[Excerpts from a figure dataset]
▼

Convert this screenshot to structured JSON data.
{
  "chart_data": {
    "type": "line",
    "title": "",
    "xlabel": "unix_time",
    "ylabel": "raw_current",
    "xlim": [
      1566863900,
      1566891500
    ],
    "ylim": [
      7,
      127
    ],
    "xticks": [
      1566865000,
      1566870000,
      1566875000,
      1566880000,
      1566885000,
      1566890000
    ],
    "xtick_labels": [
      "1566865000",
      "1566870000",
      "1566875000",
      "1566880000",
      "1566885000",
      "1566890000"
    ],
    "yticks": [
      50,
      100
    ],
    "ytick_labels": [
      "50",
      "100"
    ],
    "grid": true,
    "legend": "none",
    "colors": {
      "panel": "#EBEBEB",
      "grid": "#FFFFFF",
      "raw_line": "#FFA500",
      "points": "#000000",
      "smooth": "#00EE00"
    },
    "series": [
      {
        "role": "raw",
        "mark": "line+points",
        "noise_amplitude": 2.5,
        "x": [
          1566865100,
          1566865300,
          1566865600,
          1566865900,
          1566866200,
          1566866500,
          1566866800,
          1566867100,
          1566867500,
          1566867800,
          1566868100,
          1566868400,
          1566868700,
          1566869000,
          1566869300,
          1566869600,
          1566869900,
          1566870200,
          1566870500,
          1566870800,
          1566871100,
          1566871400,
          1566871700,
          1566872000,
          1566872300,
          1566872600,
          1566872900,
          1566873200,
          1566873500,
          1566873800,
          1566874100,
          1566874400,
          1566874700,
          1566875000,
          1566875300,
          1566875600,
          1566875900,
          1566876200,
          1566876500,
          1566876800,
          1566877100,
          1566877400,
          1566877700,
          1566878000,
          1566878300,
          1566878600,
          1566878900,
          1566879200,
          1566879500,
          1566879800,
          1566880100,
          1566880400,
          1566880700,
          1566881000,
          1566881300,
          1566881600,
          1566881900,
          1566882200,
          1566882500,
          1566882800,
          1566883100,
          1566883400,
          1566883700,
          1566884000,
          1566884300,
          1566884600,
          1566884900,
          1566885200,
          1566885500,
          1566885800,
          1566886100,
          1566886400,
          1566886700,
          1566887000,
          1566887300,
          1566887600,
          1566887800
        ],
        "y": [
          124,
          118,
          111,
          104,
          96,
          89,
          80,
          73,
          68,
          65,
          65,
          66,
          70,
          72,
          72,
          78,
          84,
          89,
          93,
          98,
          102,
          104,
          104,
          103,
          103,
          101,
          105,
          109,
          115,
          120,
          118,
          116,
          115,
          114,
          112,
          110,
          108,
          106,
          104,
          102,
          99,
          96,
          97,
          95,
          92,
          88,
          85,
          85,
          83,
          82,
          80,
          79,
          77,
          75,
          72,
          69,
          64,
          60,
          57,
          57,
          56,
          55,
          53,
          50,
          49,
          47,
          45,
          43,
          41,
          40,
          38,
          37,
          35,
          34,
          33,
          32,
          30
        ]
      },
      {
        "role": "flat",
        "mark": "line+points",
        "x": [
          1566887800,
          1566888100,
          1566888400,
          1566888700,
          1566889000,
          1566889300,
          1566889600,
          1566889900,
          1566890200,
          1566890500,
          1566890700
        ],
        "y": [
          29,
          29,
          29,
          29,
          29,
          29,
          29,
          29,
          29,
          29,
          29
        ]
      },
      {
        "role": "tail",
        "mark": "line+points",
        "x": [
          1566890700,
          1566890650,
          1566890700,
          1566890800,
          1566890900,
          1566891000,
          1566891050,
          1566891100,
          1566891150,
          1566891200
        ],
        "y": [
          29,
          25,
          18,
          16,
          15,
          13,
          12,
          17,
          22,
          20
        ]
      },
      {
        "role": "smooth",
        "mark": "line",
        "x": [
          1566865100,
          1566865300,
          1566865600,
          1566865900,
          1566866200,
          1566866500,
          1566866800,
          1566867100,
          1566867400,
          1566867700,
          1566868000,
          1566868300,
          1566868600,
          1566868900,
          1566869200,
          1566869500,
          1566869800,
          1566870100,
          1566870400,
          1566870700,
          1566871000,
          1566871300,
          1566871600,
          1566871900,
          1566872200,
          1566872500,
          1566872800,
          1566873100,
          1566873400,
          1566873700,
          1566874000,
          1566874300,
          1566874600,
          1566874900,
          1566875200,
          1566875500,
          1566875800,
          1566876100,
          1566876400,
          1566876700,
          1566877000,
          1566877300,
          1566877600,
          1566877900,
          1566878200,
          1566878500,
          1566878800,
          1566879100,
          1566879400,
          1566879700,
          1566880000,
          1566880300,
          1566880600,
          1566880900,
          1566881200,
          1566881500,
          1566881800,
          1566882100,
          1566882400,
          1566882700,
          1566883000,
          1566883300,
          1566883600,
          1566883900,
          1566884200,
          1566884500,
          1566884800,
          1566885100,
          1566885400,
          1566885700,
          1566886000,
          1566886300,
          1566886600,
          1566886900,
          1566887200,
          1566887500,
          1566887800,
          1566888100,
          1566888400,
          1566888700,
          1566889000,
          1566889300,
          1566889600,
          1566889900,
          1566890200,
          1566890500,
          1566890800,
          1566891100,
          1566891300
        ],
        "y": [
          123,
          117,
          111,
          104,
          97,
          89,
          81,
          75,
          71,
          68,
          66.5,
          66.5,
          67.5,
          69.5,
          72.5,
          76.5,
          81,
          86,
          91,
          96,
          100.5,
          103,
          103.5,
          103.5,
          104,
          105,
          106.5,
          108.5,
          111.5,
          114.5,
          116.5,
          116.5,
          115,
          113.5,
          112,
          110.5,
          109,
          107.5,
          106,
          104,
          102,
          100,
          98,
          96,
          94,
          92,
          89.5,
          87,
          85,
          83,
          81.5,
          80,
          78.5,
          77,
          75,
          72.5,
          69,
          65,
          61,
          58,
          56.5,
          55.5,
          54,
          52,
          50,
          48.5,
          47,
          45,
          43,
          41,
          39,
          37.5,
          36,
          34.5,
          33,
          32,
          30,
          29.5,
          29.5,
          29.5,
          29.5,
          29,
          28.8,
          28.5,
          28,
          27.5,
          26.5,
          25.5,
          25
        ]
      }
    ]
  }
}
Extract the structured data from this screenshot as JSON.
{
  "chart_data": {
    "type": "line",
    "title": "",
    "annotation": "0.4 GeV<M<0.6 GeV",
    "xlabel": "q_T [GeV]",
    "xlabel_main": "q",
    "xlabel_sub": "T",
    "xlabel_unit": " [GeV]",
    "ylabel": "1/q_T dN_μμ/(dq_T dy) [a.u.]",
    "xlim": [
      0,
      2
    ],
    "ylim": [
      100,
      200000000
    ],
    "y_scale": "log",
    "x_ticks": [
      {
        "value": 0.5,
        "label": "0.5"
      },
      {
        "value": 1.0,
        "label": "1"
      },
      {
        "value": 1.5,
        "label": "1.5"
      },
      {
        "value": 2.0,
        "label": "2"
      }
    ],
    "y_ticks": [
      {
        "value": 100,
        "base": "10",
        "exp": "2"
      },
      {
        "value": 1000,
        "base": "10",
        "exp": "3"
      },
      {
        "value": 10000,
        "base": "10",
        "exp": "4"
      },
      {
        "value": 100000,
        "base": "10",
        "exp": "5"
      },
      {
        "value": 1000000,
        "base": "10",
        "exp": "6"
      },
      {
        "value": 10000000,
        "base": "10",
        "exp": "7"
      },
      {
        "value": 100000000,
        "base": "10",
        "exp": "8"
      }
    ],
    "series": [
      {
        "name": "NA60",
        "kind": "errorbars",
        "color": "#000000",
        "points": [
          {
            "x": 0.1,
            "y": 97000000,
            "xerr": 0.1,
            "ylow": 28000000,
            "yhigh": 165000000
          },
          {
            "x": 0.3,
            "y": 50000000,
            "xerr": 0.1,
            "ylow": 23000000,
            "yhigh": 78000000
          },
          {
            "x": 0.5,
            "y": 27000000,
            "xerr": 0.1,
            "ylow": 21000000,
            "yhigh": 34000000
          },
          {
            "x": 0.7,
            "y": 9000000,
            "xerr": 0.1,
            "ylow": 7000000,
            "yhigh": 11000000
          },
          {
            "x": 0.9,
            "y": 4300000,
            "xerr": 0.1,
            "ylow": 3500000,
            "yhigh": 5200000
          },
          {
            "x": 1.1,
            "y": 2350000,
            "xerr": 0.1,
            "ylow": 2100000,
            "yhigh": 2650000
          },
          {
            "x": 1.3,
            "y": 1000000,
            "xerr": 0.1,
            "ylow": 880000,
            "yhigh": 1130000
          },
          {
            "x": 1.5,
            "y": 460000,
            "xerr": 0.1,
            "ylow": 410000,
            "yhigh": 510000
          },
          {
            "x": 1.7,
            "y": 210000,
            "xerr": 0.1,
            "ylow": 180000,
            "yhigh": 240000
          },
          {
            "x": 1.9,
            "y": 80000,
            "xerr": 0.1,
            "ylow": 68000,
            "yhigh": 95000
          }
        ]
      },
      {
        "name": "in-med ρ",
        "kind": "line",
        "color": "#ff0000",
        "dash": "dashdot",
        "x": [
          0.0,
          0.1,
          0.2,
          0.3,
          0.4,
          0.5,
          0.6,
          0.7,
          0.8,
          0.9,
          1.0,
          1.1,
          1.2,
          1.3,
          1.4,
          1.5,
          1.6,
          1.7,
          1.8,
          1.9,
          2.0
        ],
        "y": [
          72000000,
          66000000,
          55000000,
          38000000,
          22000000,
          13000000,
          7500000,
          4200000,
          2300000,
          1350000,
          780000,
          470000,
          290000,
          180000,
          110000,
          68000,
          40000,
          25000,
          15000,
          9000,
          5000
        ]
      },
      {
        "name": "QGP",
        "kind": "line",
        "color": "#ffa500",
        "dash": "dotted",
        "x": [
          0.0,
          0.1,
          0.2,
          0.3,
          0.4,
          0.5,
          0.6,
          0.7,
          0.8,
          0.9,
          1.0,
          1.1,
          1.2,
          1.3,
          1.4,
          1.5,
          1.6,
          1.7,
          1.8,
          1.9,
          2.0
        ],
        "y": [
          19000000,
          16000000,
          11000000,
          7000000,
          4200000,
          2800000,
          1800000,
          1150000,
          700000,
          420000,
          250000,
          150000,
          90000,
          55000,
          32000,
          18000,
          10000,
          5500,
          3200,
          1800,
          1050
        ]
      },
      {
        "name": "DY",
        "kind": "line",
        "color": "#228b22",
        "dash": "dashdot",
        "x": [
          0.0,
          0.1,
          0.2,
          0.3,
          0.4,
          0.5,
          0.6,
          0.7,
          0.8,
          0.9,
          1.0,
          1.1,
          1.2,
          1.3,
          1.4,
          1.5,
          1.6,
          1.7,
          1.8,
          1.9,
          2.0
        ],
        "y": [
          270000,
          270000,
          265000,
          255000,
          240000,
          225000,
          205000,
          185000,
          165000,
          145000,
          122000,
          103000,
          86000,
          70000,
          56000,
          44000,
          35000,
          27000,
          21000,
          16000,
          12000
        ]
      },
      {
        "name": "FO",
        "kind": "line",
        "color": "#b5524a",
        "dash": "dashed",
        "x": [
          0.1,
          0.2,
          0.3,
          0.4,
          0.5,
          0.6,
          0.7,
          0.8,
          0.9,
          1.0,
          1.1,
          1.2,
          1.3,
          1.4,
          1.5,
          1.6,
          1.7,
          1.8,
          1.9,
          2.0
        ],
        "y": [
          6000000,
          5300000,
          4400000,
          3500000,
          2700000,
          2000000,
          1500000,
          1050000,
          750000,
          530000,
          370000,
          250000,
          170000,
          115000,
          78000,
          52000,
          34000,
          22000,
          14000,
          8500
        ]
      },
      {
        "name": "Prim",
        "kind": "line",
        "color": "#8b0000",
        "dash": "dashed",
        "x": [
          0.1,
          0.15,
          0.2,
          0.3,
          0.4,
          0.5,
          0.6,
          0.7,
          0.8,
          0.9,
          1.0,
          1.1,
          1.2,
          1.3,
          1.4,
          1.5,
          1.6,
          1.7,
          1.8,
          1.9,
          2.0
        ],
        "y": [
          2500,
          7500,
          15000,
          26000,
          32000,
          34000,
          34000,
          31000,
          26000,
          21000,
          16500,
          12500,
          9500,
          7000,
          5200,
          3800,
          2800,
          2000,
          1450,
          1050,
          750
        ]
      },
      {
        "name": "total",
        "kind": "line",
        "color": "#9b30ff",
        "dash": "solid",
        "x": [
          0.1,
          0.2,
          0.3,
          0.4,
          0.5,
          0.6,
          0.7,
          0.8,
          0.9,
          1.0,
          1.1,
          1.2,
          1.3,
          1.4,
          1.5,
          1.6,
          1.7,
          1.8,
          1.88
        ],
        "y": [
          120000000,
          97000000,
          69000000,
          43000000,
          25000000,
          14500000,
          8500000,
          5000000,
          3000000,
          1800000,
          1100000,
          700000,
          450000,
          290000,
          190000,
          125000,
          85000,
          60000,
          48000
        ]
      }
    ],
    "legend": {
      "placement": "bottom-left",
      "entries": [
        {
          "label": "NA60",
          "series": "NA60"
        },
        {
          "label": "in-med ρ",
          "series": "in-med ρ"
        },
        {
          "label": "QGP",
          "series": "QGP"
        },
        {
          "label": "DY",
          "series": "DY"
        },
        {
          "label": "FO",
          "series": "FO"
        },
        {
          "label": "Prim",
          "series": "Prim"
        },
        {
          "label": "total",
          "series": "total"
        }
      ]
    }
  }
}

▲

In the records, locate each line holding the string "structured" and copy it.

TASK SOLUTION:
Convert this screenshot to structured JSON data.
Extract the structured data from this screenshot as JSON.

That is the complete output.